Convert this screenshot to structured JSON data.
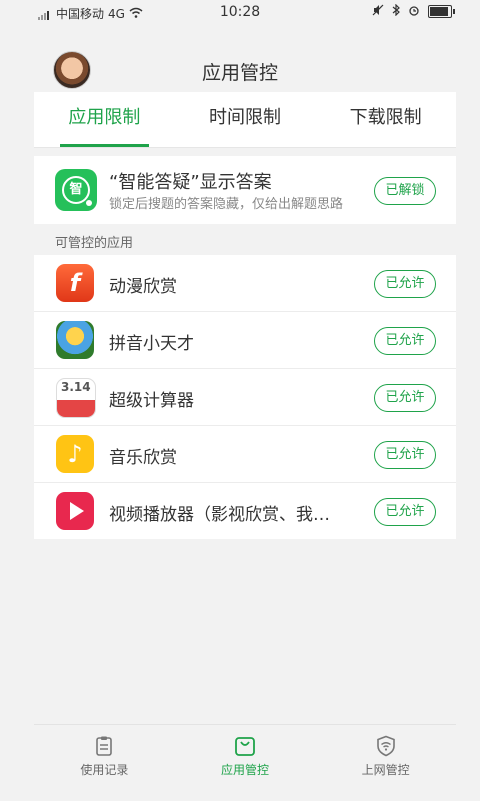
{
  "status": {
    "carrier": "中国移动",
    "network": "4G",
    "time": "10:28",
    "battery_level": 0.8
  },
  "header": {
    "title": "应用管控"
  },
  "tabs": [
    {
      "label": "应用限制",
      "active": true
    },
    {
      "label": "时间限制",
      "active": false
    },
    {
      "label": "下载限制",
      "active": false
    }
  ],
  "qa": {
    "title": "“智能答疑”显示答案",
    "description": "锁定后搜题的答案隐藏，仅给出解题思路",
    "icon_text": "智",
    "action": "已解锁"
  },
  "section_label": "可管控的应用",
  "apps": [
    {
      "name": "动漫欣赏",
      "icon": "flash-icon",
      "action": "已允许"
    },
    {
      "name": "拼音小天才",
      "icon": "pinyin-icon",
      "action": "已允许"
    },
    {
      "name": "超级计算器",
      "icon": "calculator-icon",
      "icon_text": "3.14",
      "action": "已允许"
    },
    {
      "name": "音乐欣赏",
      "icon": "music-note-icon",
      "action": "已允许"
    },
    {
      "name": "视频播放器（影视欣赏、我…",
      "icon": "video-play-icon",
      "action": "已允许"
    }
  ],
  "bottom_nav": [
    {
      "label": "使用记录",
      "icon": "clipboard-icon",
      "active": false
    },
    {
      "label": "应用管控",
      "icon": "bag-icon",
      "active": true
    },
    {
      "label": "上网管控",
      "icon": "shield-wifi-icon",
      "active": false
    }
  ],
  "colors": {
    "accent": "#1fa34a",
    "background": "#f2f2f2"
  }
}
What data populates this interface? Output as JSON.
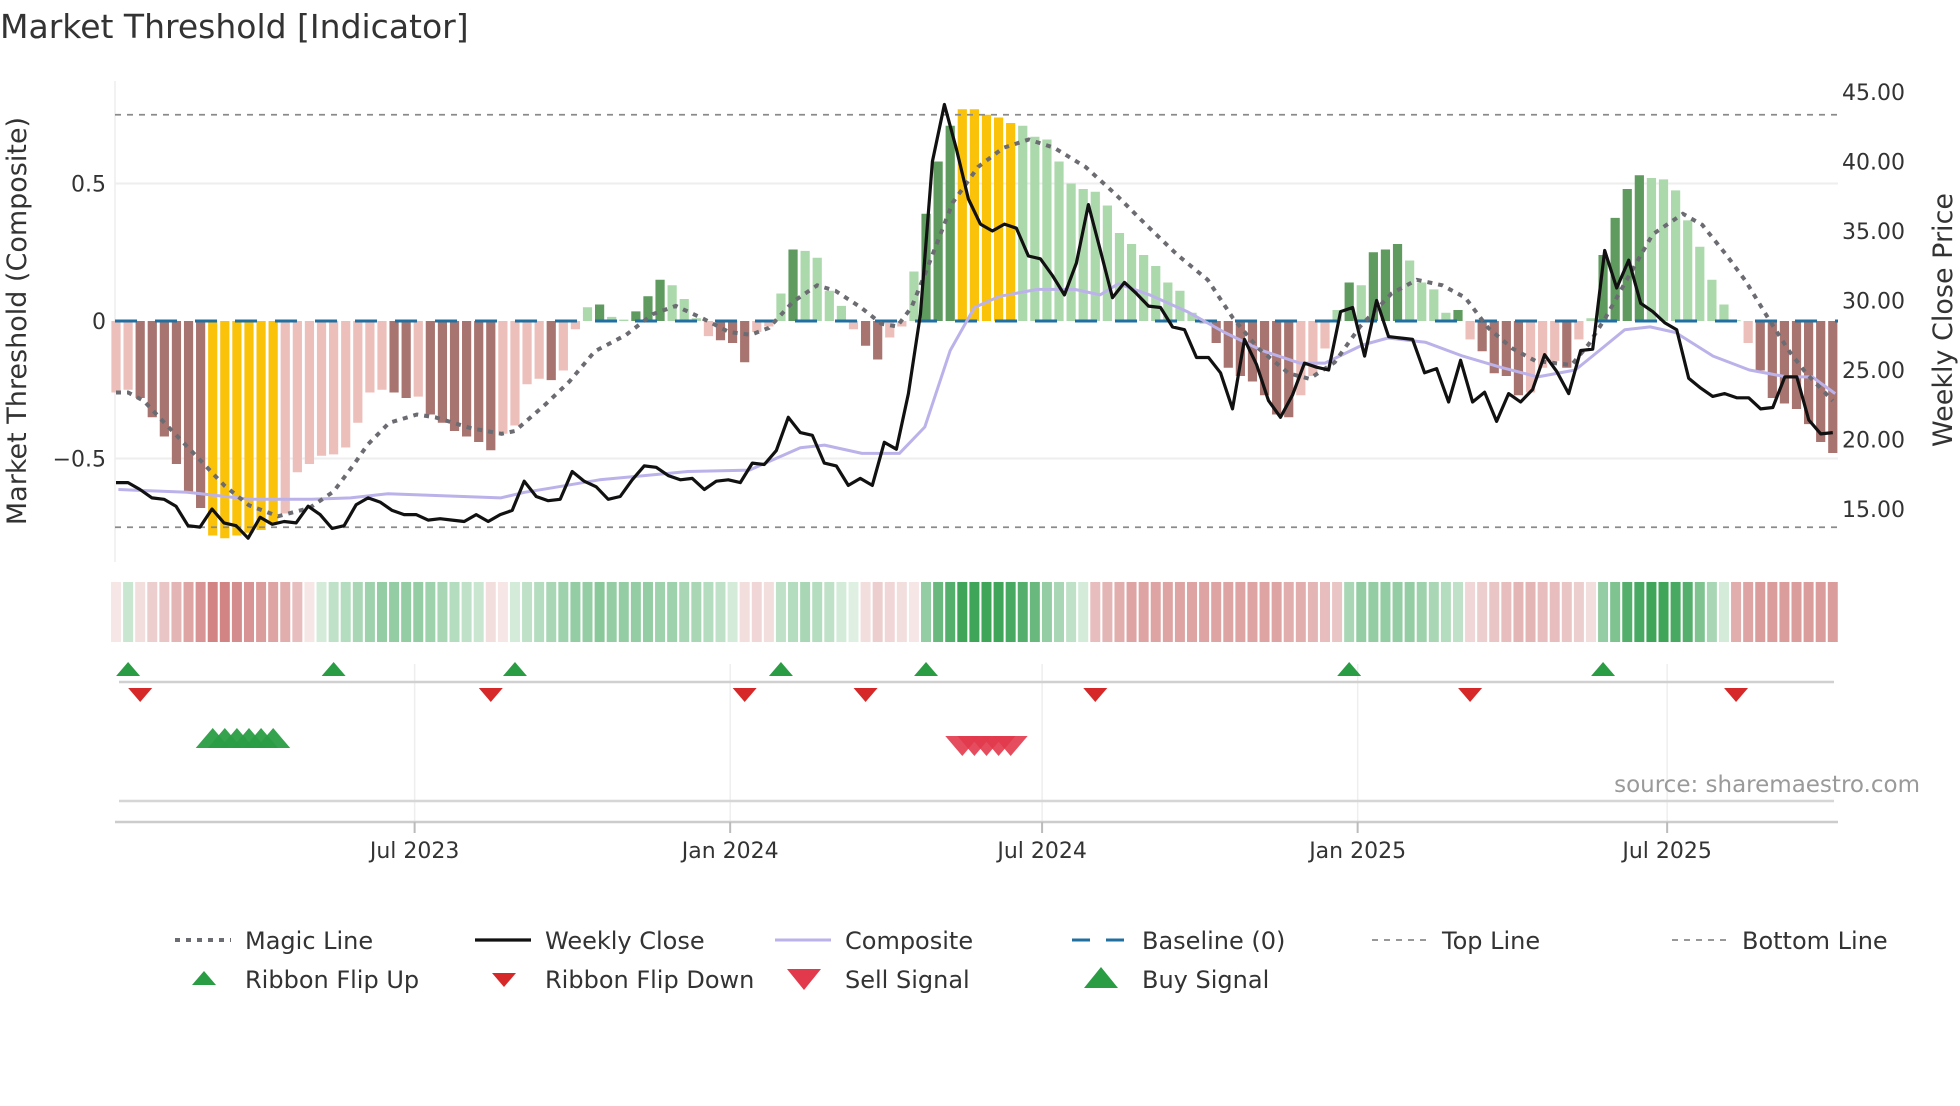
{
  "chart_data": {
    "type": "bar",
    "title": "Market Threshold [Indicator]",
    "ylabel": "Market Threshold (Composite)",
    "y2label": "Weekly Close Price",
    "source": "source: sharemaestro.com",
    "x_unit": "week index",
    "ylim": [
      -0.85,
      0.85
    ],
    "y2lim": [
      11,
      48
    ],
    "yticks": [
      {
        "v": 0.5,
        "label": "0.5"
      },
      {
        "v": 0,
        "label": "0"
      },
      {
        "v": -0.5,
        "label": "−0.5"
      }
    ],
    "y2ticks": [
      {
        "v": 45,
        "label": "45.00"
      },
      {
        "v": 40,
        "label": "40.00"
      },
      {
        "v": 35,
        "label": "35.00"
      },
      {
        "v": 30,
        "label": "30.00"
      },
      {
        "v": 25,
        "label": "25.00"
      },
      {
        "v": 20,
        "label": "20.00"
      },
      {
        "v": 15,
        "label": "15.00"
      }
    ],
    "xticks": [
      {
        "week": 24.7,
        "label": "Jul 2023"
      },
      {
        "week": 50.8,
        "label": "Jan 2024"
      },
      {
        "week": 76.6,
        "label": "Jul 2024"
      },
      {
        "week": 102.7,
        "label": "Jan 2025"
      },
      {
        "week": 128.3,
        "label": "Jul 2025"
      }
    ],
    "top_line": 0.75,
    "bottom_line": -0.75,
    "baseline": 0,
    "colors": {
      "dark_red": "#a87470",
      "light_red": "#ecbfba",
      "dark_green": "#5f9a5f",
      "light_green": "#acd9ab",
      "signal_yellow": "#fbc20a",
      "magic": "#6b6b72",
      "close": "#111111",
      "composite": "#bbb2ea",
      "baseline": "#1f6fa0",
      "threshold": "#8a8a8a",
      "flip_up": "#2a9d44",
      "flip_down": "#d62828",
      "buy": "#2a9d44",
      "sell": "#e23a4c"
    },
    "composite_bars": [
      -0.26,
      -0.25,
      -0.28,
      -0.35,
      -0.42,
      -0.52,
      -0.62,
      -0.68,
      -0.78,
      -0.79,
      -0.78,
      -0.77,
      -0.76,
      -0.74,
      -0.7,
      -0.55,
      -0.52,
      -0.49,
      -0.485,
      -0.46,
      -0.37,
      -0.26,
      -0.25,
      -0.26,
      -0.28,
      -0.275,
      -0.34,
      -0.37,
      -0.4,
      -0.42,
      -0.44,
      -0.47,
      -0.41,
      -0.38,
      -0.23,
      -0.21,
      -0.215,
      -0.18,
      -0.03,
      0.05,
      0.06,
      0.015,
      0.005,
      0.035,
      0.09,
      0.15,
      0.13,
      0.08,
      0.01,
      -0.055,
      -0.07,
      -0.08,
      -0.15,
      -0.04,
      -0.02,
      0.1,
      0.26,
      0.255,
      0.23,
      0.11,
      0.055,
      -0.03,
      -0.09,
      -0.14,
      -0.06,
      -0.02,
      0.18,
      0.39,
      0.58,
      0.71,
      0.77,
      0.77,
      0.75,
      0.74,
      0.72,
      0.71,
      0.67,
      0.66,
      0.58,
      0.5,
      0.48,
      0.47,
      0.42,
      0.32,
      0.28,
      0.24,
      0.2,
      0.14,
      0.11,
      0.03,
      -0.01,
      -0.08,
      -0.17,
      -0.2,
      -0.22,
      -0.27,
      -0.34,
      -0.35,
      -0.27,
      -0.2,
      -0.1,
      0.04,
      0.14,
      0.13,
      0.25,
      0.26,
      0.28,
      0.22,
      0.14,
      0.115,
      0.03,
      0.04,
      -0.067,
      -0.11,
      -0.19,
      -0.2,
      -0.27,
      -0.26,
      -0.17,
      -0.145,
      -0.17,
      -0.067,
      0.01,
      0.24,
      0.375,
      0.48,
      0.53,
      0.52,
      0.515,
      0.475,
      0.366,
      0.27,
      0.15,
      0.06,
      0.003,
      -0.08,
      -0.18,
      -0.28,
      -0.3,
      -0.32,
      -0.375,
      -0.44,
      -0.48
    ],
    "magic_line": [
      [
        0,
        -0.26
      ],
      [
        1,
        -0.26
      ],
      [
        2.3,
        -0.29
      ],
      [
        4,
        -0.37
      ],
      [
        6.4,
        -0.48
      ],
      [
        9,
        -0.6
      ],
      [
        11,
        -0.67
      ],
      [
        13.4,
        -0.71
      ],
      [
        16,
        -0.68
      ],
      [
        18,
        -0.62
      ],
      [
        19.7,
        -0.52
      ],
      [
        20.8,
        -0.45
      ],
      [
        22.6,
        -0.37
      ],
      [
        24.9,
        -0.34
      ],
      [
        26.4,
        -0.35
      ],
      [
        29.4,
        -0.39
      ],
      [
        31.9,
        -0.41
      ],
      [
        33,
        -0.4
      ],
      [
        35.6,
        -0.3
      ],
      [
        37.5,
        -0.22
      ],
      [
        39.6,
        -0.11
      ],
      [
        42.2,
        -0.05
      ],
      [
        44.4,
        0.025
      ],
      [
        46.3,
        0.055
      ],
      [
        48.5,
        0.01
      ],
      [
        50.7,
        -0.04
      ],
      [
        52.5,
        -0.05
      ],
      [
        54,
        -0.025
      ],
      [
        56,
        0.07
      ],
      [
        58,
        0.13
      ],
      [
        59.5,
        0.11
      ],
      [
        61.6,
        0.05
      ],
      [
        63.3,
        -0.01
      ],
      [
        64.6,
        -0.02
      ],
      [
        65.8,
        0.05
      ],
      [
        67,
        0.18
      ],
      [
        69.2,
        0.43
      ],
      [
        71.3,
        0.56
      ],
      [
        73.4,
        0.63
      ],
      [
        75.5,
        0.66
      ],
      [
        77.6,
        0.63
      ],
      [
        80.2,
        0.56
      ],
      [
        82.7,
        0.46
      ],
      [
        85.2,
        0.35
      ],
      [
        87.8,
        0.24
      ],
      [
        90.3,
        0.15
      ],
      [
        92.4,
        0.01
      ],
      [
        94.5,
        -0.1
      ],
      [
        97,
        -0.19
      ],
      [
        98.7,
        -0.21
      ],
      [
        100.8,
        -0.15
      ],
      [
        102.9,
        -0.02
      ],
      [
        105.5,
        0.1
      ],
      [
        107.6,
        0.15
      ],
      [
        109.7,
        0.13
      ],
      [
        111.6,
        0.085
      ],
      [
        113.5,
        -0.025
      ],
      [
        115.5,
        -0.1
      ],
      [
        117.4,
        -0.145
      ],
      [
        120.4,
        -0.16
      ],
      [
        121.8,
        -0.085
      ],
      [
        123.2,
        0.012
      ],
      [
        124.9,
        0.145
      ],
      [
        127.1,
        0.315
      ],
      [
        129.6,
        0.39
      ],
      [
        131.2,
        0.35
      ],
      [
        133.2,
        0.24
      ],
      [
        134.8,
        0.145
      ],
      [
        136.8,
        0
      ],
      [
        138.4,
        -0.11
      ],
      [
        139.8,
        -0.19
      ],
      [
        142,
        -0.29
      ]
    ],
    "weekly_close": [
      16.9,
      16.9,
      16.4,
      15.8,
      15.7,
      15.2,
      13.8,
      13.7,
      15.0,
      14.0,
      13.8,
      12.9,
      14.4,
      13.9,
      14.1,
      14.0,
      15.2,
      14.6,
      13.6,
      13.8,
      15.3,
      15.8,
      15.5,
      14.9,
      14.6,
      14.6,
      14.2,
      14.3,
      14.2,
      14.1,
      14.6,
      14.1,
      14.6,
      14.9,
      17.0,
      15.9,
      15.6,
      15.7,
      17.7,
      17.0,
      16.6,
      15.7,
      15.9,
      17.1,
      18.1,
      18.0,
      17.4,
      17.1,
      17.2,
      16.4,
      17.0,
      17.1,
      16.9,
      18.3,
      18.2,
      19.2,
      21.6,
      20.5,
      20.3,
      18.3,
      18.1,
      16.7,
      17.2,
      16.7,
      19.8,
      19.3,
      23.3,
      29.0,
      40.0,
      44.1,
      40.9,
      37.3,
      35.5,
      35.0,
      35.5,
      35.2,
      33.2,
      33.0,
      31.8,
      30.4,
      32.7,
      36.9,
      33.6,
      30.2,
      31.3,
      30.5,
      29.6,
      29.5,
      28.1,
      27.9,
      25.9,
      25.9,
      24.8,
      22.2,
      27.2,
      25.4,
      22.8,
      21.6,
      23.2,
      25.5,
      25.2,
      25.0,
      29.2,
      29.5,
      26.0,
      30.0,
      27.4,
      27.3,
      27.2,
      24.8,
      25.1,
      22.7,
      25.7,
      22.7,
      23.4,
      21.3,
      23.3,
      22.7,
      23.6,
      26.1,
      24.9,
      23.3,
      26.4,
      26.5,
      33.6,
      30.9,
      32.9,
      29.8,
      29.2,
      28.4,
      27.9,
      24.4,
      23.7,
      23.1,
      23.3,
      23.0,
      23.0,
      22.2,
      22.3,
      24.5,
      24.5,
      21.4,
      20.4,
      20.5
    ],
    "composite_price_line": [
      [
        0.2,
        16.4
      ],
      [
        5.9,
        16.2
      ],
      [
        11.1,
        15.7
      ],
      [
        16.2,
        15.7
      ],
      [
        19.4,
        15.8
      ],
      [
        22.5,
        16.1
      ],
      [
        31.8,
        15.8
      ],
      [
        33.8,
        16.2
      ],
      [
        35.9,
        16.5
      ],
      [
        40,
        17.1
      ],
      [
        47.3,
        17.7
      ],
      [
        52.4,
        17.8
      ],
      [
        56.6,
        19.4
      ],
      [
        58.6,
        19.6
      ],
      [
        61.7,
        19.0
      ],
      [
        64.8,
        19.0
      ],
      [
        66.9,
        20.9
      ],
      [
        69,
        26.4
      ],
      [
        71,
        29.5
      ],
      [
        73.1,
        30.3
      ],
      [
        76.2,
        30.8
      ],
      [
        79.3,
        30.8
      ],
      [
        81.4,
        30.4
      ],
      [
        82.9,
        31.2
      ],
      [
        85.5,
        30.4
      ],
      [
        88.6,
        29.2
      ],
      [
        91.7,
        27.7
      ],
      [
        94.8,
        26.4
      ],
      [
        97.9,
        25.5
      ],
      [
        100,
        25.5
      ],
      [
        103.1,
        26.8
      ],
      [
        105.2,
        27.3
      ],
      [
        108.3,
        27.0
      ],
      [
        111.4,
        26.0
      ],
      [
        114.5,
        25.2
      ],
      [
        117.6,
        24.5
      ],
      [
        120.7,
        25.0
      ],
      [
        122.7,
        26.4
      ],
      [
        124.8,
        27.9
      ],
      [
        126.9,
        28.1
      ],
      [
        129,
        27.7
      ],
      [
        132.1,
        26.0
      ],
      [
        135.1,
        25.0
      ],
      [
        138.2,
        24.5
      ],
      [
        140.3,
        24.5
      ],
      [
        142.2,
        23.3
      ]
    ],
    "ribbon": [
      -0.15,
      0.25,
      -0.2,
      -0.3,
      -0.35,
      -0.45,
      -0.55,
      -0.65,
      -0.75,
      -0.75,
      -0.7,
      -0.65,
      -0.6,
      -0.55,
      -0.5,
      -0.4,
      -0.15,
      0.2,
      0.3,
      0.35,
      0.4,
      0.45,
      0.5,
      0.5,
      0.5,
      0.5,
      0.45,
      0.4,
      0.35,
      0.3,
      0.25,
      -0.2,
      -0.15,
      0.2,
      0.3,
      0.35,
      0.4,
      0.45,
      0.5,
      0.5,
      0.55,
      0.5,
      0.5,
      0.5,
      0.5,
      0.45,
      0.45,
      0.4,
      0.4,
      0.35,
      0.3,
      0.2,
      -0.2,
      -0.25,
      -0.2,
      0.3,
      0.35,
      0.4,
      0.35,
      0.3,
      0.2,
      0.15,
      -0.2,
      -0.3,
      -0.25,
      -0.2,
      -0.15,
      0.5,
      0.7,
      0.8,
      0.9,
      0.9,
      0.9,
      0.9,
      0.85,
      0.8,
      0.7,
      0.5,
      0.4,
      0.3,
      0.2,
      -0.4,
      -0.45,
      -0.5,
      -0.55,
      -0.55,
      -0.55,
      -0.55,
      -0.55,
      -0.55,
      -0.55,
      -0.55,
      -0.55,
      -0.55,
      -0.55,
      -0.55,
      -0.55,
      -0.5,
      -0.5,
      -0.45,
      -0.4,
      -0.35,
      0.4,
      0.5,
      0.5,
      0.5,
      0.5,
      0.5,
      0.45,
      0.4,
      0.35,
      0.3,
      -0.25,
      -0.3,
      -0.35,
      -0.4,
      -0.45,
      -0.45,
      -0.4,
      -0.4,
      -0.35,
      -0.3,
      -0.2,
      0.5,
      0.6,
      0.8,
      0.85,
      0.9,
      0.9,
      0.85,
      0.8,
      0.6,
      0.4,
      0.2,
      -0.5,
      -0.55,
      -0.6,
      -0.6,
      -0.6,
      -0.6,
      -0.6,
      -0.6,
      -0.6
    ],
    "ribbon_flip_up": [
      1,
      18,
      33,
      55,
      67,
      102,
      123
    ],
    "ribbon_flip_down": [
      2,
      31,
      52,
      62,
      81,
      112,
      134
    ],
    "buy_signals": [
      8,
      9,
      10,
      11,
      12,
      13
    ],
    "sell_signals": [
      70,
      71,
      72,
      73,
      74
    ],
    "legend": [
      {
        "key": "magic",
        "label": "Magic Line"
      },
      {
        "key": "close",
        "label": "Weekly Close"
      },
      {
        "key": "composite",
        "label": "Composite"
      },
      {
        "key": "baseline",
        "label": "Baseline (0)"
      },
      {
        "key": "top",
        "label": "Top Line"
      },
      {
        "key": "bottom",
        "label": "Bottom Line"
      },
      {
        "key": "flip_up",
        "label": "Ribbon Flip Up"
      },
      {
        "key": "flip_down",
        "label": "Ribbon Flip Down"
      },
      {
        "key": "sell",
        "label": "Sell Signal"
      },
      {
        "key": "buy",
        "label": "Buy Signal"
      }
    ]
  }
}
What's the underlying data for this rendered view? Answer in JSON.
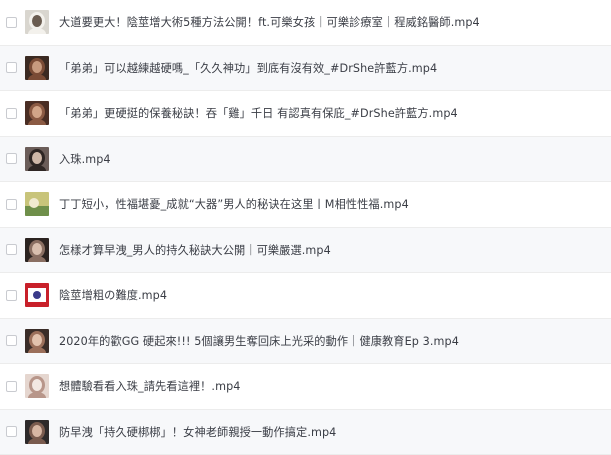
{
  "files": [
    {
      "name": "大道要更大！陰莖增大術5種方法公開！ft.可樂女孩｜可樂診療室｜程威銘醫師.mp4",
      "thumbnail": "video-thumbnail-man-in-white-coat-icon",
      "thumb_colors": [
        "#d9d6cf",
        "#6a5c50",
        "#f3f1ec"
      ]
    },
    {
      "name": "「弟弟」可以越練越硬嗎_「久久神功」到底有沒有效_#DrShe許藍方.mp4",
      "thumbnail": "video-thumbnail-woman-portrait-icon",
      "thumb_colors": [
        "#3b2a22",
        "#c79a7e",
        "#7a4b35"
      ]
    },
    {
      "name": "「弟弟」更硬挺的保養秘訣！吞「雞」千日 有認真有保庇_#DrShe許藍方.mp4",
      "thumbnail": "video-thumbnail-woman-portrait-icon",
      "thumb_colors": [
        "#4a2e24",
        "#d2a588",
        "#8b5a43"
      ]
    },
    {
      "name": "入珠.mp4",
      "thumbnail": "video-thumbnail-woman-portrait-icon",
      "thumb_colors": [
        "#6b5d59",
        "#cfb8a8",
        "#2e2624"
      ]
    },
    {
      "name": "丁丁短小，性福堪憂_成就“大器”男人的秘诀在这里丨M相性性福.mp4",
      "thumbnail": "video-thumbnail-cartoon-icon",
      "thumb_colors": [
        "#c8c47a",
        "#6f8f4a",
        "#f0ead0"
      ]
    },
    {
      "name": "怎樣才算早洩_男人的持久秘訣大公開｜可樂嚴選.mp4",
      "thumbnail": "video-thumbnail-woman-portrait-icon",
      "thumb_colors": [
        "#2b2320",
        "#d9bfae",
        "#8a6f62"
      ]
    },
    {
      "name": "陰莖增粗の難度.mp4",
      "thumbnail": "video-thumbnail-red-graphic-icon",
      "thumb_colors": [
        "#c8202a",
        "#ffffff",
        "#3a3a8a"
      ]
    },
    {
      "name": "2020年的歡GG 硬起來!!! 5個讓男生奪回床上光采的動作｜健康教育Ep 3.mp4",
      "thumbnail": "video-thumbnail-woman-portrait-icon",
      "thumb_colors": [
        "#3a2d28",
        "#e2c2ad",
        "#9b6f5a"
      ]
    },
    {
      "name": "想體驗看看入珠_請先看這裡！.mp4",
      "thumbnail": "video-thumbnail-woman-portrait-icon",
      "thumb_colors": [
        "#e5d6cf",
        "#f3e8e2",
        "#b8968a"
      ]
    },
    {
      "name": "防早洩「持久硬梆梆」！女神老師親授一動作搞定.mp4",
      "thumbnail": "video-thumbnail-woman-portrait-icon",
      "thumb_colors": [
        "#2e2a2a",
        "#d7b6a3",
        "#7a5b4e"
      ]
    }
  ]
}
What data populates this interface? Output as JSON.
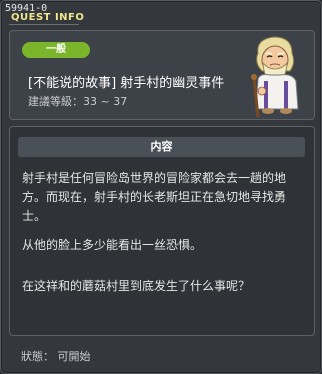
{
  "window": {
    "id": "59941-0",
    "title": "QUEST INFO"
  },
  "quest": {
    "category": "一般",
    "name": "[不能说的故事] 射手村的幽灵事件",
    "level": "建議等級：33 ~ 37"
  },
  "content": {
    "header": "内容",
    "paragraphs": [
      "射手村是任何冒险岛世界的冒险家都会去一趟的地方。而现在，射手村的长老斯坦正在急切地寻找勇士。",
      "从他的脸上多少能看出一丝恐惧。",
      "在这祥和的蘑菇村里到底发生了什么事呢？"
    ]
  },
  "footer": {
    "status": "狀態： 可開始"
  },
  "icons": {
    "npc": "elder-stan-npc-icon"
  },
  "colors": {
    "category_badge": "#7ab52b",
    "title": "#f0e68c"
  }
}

**PROBLEM REQUIREMENTS:** Which lines above contain the word "this"? Copy each of them.

**RESULT:**
Convert this screenshot to structured JSON data.
What data populates this interface? Output as JSON.
What's the underlying data for this rendered view? Answer in JSON.
What data populates this interface? Output as JSON.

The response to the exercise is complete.